◆ What you have to do
Transcribe the listing below word for word.

◆ Given records
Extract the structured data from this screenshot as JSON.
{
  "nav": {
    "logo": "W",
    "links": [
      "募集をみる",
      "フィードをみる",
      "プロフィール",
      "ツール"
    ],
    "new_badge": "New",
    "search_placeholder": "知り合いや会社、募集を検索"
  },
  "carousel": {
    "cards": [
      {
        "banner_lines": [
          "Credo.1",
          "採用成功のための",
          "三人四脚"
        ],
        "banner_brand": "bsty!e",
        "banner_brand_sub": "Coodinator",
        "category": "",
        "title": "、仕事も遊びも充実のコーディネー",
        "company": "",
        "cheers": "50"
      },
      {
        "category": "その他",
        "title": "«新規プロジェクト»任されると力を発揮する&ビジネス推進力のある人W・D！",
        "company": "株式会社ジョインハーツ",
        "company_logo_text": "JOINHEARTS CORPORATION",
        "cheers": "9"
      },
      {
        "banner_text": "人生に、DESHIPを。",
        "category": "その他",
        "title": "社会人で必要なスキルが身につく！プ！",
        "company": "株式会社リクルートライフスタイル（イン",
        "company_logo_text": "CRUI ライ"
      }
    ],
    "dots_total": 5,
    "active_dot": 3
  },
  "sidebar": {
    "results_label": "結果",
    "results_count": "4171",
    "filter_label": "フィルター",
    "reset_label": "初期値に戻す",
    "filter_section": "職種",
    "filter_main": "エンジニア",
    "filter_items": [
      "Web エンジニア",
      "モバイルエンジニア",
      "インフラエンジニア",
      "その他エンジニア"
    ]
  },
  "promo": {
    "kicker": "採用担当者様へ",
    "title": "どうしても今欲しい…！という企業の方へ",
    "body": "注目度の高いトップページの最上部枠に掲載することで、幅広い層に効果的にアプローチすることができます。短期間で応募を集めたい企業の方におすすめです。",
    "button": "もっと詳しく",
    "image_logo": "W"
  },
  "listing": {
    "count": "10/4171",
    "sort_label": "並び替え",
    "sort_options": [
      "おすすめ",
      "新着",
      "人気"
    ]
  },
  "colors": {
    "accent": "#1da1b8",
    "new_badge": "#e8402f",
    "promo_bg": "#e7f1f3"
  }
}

◆ Result of the exercise
Extract the structured data from this screenshot as JSON.
{
  "nav": {
    "logo": "W",
    "links": [
      "募集をみる",
      "フィードをみる",
      "プロフィール",
      "ツール"
    ],
    "new_badge": "New",
    "search_placeholder": "知り合いや会社、募集を検索"
  },
  "carousel": {
    "cards": [
      {
        "banner_lines": [
          "Credo.1",
          "採用成功のための",
          "三人四脚"
        ],
        "banner_brand": "bsty!e",
        "banner_brand_sub": "Coodinator",
        "category": "",
        "title": "、仕事も遊びも充実のコーディネー",
        "company": "",
        "cheers": "50"
      },
      {
        "category": "その他",
        "title": "«新規プロジェクト»任されると力を発揮する&ビジネス推進力のある人W・D！",
        "company": "株式会社ジョインハーツ",
        "company_logo_text": "JOINHEARTS CORPORATION",
        "cheers": "9"
      },
      {
        "banner_text": "人生に、DESHIPを。",
        "category": "その他",
        "title": "社会人で必要なスキルが身につく！プ！",
        "company": "株式会社リクルートライフスタイル（イン",
        "company_logo_text": "CRUI ライ"
      }
    ],
    "dots_total": 5,
    "active_dot": 3
  },
  "sidebar": {
    "results_label": "結果",
    "results_count": "4171",
    "filter_label": "フィルター",
    "reset_label": "初期値に戻す",
    "filter_section": "職種",
    "filter_main": "エンジニア",
    "filter_items": [
      "Web エンジニア",
      "モバイルエンジニア",
      "インフラエンジニア",
      "その他エンジニア"
    ]
  },
  "promo": {
    "kicker": "採用担当者様へ",
    "title": "どうしても今欲しい…！という企業の方へ",
    "body": "注目度の高いトップページの最上部枠に掲載することで、幅広い層に効果的にアプローチすることができます。短期間で応募を集めたい企業の方におすすめです。",
    "button": "もっと詳しく",
    "image_logo": "W"
  },
  "listing": {
    "count": "10/4171",
    "sort_label": "並び替え",
    "sort_options": [
      "おすすめ",
      "新着",
      "人気"
    ]
  },
  "colors": {
    "accent": "#1da1b8",
    "new_badge": "#e8402f",
    "promo_bg": "#e7f1f3"
  }
}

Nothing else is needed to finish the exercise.